SHORT TASK —
Below are the records; pull every line that includes "Number".

ENTRIES —
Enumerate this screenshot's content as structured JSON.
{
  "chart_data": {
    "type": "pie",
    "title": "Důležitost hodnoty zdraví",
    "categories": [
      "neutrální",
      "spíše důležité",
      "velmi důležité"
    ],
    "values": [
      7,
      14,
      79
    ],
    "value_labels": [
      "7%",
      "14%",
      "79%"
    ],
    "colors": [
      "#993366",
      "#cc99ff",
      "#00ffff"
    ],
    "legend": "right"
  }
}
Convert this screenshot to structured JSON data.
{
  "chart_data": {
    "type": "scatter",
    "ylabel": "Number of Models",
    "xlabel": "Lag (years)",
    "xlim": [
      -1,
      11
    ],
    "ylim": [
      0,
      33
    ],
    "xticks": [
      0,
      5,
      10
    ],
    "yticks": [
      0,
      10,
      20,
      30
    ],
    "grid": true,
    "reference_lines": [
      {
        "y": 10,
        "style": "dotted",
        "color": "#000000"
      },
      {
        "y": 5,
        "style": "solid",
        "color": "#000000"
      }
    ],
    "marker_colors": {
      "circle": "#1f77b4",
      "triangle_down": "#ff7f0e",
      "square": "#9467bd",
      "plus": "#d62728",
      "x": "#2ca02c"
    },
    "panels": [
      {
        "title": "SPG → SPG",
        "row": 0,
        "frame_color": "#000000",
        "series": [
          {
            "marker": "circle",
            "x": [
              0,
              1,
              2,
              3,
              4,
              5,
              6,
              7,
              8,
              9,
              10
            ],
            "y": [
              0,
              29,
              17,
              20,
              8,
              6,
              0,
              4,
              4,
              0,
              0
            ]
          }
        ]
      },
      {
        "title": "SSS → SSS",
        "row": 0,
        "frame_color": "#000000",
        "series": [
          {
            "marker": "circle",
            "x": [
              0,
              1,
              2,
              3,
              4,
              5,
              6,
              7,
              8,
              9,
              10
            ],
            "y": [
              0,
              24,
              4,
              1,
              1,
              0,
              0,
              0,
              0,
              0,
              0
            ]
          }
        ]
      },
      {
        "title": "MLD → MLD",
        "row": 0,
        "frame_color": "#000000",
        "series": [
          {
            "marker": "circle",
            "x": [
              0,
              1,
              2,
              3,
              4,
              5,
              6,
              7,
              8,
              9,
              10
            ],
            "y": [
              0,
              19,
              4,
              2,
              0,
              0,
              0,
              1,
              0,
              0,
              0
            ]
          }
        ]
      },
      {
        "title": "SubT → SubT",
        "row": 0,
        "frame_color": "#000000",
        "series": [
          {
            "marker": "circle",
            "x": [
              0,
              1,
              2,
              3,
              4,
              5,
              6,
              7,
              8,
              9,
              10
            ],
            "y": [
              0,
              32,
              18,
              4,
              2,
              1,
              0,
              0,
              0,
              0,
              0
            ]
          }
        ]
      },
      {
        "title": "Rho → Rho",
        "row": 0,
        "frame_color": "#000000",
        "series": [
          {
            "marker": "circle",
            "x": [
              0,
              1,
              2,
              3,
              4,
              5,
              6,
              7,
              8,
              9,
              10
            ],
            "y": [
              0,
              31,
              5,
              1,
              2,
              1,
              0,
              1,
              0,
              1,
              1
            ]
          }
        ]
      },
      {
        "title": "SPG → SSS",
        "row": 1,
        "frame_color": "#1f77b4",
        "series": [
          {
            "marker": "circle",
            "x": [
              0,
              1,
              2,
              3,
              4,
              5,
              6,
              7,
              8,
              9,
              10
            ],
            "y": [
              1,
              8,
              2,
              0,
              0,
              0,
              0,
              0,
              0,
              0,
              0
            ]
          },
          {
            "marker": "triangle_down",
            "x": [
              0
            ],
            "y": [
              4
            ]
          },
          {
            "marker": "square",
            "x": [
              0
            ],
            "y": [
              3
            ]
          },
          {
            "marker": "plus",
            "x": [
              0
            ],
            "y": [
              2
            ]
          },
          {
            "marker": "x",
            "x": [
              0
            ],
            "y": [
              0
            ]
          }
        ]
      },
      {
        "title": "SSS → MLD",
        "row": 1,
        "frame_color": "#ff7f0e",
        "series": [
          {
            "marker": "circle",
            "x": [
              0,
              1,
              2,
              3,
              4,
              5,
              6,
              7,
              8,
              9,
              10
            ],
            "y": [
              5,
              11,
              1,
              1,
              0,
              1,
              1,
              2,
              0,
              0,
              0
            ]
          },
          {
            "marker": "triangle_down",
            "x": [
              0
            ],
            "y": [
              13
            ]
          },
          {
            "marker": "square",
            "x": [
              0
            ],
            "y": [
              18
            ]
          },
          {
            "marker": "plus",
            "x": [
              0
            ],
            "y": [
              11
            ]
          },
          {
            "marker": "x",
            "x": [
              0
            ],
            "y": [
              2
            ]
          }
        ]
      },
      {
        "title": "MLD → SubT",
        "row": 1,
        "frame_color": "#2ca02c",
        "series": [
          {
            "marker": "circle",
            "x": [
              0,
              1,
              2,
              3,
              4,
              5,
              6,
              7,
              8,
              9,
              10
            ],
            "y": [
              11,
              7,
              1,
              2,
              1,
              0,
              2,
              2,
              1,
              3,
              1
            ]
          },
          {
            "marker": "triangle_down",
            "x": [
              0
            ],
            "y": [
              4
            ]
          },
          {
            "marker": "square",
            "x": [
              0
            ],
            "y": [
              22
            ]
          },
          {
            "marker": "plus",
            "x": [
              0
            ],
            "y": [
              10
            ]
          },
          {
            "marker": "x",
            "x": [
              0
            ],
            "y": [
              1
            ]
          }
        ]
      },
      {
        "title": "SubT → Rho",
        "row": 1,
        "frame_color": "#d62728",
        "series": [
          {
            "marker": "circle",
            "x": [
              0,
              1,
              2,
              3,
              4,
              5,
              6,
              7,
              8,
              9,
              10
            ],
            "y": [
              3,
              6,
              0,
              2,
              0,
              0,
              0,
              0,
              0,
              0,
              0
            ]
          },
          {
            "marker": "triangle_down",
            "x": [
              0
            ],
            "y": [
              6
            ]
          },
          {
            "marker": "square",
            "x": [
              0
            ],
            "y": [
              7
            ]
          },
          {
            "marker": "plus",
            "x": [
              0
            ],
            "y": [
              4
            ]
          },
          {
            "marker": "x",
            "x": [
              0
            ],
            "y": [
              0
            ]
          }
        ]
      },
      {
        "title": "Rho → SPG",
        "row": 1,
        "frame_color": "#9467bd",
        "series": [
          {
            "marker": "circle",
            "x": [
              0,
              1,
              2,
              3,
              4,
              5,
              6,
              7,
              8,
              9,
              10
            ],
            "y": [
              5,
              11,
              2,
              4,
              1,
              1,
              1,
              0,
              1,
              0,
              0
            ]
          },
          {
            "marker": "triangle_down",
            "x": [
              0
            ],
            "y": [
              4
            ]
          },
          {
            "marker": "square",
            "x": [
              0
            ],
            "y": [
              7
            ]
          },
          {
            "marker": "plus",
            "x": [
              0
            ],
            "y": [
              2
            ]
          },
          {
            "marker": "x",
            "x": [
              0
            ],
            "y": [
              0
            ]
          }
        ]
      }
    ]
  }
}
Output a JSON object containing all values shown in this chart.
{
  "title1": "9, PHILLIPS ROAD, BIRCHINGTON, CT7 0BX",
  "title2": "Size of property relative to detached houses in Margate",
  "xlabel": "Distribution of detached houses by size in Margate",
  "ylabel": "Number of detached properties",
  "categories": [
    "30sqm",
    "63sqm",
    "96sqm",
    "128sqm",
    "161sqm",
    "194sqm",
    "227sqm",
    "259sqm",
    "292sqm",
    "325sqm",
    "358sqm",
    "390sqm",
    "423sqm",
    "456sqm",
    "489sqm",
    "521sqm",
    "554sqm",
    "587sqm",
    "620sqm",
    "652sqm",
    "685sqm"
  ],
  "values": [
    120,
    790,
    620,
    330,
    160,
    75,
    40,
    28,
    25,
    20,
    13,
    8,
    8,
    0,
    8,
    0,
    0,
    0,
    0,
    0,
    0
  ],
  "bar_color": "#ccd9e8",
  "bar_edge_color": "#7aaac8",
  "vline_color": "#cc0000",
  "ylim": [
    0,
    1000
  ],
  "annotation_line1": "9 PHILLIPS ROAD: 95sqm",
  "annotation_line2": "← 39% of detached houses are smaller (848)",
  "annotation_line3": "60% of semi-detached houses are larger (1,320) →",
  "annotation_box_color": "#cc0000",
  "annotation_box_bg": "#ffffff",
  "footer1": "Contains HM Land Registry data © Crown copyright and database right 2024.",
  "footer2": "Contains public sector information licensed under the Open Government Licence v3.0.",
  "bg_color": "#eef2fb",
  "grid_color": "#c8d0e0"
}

ANSWER TO THE TASK —
    "ylabel": "Number of Models",
  "ylabel": "Number of detached properties",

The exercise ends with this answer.